* _Objective_
In the lines below, how many hold the word "this"? Answer only with the number.

* _Data provided_
——

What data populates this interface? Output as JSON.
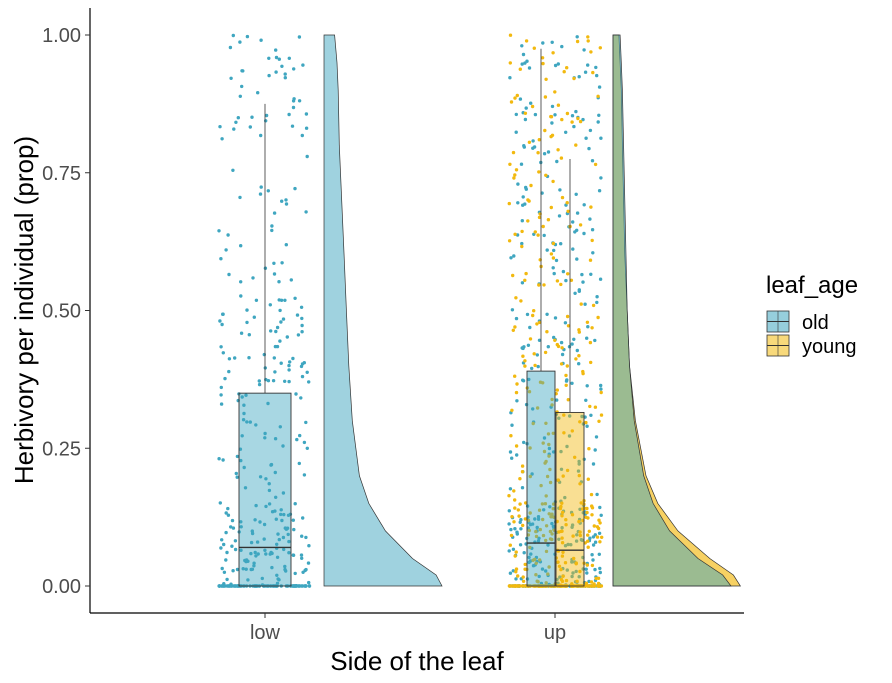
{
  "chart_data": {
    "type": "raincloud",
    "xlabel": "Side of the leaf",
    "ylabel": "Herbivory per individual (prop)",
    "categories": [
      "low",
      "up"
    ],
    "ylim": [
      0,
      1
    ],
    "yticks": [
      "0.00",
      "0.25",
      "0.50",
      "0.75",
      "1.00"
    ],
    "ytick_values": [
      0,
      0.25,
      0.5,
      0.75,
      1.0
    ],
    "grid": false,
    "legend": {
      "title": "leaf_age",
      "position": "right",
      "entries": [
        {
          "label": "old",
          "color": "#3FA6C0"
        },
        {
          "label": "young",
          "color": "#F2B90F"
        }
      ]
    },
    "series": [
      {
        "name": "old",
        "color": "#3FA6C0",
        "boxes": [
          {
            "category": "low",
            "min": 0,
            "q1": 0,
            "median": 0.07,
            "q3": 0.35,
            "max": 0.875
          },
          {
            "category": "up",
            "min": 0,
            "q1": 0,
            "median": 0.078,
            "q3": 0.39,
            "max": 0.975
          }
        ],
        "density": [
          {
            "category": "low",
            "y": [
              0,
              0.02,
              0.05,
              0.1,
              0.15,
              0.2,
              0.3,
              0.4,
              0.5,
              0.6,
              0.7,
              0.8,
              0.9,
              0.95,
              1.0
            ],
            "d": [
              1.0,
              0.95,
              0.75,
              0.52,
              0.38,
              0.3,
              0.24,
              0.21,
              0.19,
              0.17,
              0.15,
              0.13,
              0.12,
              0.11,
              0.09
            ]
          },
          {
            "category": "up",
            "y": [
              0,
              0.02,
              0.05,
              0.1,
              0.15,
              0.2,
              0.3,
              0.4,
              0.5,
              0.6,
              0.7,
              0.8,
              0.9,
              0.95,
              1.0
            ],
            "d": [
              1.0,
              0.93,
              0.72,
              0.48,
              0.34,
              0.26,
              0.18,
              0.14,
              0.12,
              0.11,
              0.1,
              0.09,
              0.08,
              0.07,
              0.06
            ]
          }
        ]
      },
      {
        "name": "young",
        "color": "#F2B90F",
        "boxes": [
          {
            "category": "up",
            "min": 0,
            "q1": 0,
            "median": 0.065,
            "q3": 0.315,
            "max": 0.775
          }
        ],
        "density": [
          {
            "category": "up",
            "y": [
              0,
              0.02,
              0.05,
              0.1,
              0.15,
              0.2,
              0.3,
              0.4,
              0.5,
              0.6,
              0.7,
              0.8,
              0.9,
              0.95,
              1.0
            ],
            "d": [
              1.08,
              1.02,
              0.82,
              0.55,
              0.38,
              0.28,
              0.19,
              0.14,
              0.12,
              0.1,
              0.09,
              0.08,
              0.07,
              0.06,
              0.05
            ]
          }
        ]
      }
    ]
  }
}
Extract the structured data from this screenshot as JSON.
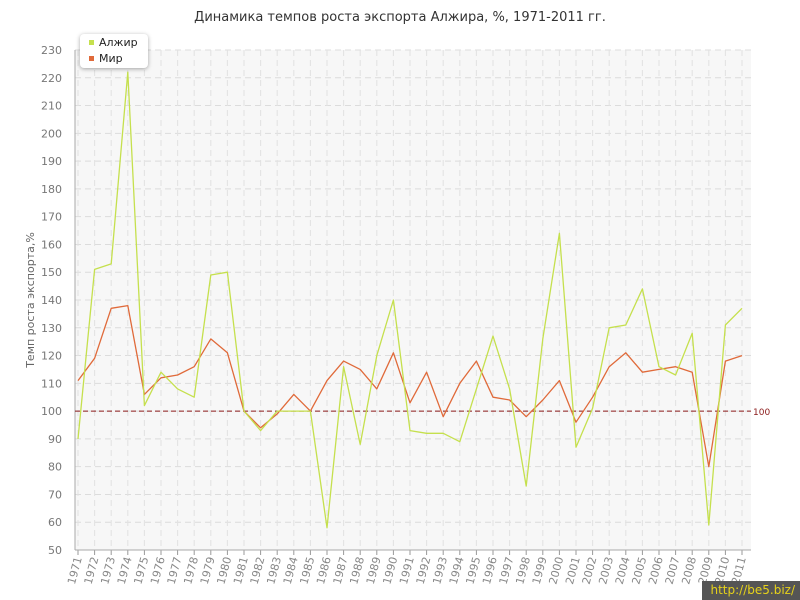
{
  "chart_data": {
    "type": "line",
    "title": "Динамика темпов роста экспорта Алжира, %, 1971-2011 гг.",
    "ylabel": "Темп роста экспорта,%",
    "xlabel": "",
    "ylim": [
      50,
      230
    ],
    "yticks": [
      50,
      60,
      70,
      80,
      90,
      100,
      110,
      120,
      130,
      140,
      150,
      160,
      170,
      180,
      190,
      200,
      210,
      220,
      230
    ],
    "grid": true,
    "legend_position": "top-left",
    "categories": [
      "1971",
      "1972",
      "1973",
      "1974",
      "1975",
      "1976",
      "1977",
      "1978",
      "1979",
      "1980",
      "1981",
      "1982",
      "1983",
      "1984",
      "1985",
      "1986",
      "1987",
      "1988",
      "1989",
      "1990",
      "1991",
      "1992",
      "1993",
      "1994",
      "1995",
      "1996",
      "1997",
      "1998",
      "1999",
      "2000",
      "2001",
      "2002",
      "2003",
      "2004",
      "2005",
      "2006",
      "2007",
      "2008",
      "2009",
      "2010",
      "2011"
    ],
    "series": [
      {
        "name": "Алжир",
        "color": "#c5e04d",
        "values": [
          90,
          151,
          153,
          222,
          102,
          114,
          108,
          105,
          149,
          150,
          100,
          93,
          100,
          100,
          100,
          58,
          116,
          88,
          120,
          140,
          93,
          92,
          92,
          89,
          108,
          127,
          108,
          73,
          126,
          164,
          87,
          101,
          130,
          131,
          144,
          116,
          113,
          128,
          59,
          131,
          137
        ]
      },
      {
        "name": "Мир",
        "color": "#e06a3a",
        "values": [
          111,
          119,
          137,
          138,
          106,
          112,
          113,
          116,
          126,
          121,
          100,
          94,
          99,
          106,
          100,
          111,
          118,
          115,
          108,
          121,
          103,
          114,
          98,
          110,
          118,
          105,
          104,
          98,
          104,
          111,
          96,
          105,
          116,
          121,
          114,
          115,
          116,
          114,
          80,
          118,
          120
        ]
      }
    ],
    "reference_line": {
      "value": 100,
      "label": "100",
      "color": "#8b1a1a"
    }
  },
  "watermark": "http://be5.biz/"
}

——

* _Solution to the exercise_
2